- [ACTIVITY] An exact copy of all the entries is needed, with no images in it.

[Web page and app entries]

- - -

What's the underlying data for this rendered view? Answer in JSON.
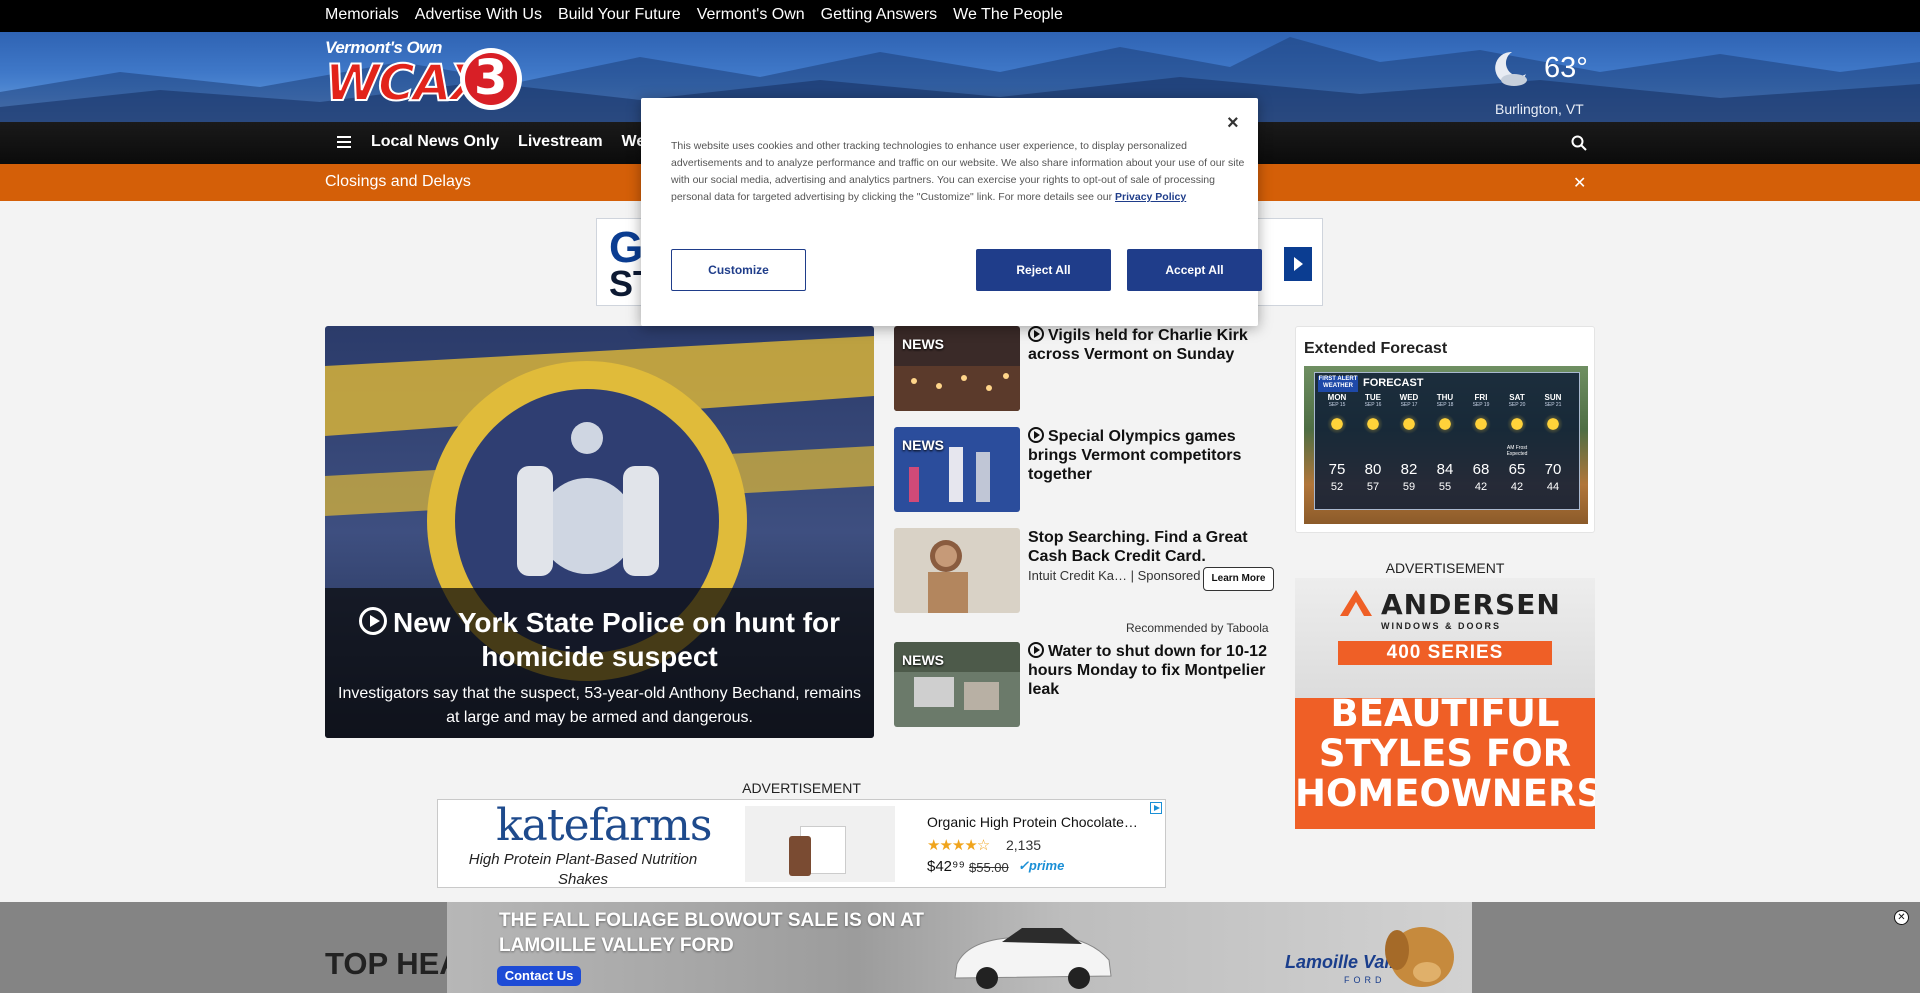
{
  "utility_nav": [
    "Memorials",
    "Advertise With Us",
    "Build Your Future",
    "Vermont's Own",
    "Getting Answers",
    "We The People"
  ],
  "logo": {
    "tagline": "Vermont's Own",
    "wordmark": "WCAX",
    "channel": "3"
  },
  "weather": {
    "temp": "63°",
    "location": "Burlington, VT",
    "icon": "moon-cloud-icon"
  },
  "main_nav": [
    "Local News Only",
    "Livestream",
    "Wea"
  ],
  "alert": {
    "text": "Closings and Delays"
  },
  "top_ad": {
    "line1": "GE",
    "line2": "STA"
  },
  "hero": {
    "headline": "New York State Police on hunt for homicide suspect",
    "summary": "Investigators say that the suspect, 53-year-old Anthony Bechand, remains at large and may be armed and dangerous."
  },
  "stories": [
    {
      "badge": "NEWS",
      "title": "Vigils held for Charlie Kirk across Vermont on Sunday",
      "video": true
    },
    {
      "badge": "NEWS",
      "title": "Special Olympics games brings Vermont competitors together",
      "video": true
    },
    {
      "badge": "",
      "title": "Stop Searching. Find a Great Cash Back Credit Card.",
      "source": "Intuit Credit Ka…",
      "sponsored": "| Sponsored",
      "button": "Learn More"
    },
    {
      "badge": "NEWS",
      "title": "Water to shut down for 10-12 hours Monday to fix Montpelier leak",
      "video": true
    }
  ],
  "recommended_by": "Recommended by Taboola",
  "forecast": {
    "title": "Extended Forecast",
    "logo_text": "FIRST ALERT WEATHER",
    "header": "FORECAST",
    "days": [
      {
        "day": "MON",
        "date": "SEP 15",
        "hi": "75",
        "lo": "52",
        "note": ""
      },
      {
        "day": "TUE",
        "date": "SEP 16",
        "hi": "80",
        "lo": "57",
        "note": ""
      },
      {
        "day": "WED",
        "date": "SEP 17",
        "hi": "82",
        "lo": "59",
        "note": ""
      },
      {
        "day": "THU",
        "date": "SEP 18",
        "hi": "84",
        "lo": "55",
        "note": ""
      },
      {
        "day": "FRI",
        "date": "SEP 19",
        "hi": "68",
        "lo": "42",
        "note": ""
      },
      {
        "day": "SAT",
        "date": "SEP 20",
        "hi": "65",
        "lo": "42",
        "note": "AM Frost Expected"
      },
      {
        "day": "SUN",
        "date": "SEP 21",
        "hi": "70",
        "lo": "44",
        "note": ""
      }
    ]
  },
  "ad_label": "ADVERTISEMENT",
  "andersen_ad": {
    "brand": "ANDERSEN",
    "sub": "WINDOWS & DOORS",
    "series": "400 SERIES",
    "tagline_1": "BEAUTIFUL",
    "tagline_2": "STYLES FOR",
    "tagline_3": "HOMEOWNERS."
  },
  "kate_ad": {
    "brand": "katefarms",
    "tagline": "High Protein Plant-Based Nutrition Shakes",
    "product": "Organic High Protein Chocolate…",
    "rating_count": "2,135",
    "price": "$42⁹⁹",
    "was": "$55.00",
    "prime": "✓prime"
  },
  "section_heading": "TOP HEA",
  "sticky_ad": {
    "headline": "THE FALL FOLIAGE BLOWOUT SALE IS ON AT LAMOILLE VALLEY FORD",
    "button": "Contact Us",
    "dealer": "Lamoille Valley",
    "dealer_sub": "FORD"
  },
  "cookie_modal": {
    "text": "This website uses cookies and other tracking technologies to enhance user experience, to display personalized advertisements and to analyze performance and traffic on our website. We also share information about your use of our site with our social media, advertising and analytics partners. You can exercise your rights to opt-out of sale of processing personal data for targeted advertising by clicking the \"Customize\" link. For more details see our",
    "policy_link": "Privacy Policy",
    "customize": "Customize",
    "reject": "Reject All",
    "accept": "Accept All",
    "close": "×"
  }
}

- - -

- [WRITTEN REPLY]
What's the underlying data for this rendered view? Answer in JSON.
{
  "utility_nav": [
    "Memorials",
    "Advertise With Us",
    "Build Your Future",
    "Vermont's Own",
    "Getting Answers",
    "We The People"
  ],
  "logo": {
    "tagline": "Vermont's Own",
    "wordmark": "WCAX",
    "channel": "3"
  },
  "weather": {
    "temp": "63°",
    "location": "Burlington, VT",
    "icon": "moon-cloud-icon"
  },
  "main_nav": [
    "Local News Only",
    "Livestream",
    "Wea"
  ],
  "alert": {
    "text": "Closings and Delays"
  },
  "top_ad": {
    "line1": "GE",
    "line2": "STA"
  },
  "hero": {
    "headline": "New York State Police on hunt for homicide suspect",
    "summary": "Investigators say that the suspect, 53-year-old Anthony Bechand, remains at large and may be armed and dangerous."
  },
  "stories": [
    {
      "badge": "NEWS",
      "title": "Vigils held for Charlie Kirk across Vermont on Sunday",
      "video": true
    },
    {
      "badge": "NEWS",
      "title": "Special Olympics games brings Vermont competitors together",
      "video": true
    },
    {
      "badge": "",
      "title": "Stop Searching. Find a Great Cash Back Credit Card.",
      "source": "Intuit Credit Ka…",
      "sponsored": "| Sponsored",
      "button": "Learn More"
    },
    {
      "badge": "NEWS",
      "title": "Water to shut down for 10-12 hours Monday to fix Montpelier leak",
      "video": true
    }
  ],
  "recommended_by": "Recommended by Taboola",
  "forecast": {
    "title": "Extended Forecast",
    "logo_text": "FIRST ALERT WEATHER",
    "header": "FORECAST",
    "days": [
      {
        "day": "MON",
        "date": "SEP 15",
        "hi": "75",
        "lo": "52",
        "note": ""
      },
      {
        "day": "TUE",
        "date": "SEP 16",
        "hi": "80",
        "lo": "57",
        "note": ""
      },
      {
        "day": "WED",
        "date": "SEP 17",
        "hi": "82",
        "lo": "59",
        "note": ""
      },
      {
        "day": "THU",
        "date": "SEP 18",
        "hi": "84",
        "lo": "55",
        "note": ""
      },
      {
        "day": "FRI",
        "date": "SEP 19",
        "hi": "68",
        "lo": "42",
        "note": ""
      },
      {
        "day": "SAT",
        "date": "SEP 20",
        "hi": "65",
        "lo": "42",
        "note": "AM Frost Expected"
      },
      {
        "day": "SUN",
        "date": "SEP 21",
        "hi": "70",
        "lo": "44",
        "note": ""
      }
    ]
  },
  "ad_label": "ADVERTISEMENT",
  "andersen_ad": {
    "brand": "ANDERSEN",
    "sub": "WINDOWS & DOORS",
    "series": "400 SERIES",
    "tagline_1": "BEAUTIFUL",
    "tagline_2": "STYLES FOR",
    "tagline_3": "HOMEOWNERS."
  },
  "kate_ad": {
    "brand": "katefarms",
    "tagline": "High Protein Plant-Based Nutrition Shakes",
    "product": "Organic High Protein Chocolate…",
    "rating_count": "2,135",
    "price": "$42⁹⁹",
    "was": "$55.00",
    "prime": "✓prime"
  },
  "section_heading": "TOP HEA",
  "sticky_ad": {
    "headline": "THE FALL FOLIAGE BLOWOUT SALE IS ON AT LAMOILLE VALLEY FORD",
    "button": "Contact Us",
    "dealer": "Lamoille Valley",
    "dealer_sub": "FORD"
  },
  "cookie_modal": {
    "text": "This website uses cookies and other tracking technologies to enhance user experience, to display personalized advertisements and to analyze performance and traffic on our website. We also share information about your use of our site with our social media, advertising and analytics partners. You can exercise your rights to opt-out of sale of processing personal data for targeted advertising by clicking the \"Customize\" link. For more details see our",
    "policy_link": "Privacy Policy",
    "customize": "Customize",
    "reject": "Reject All",
    "accept": "Accept All",
    "close": "×"
  }
}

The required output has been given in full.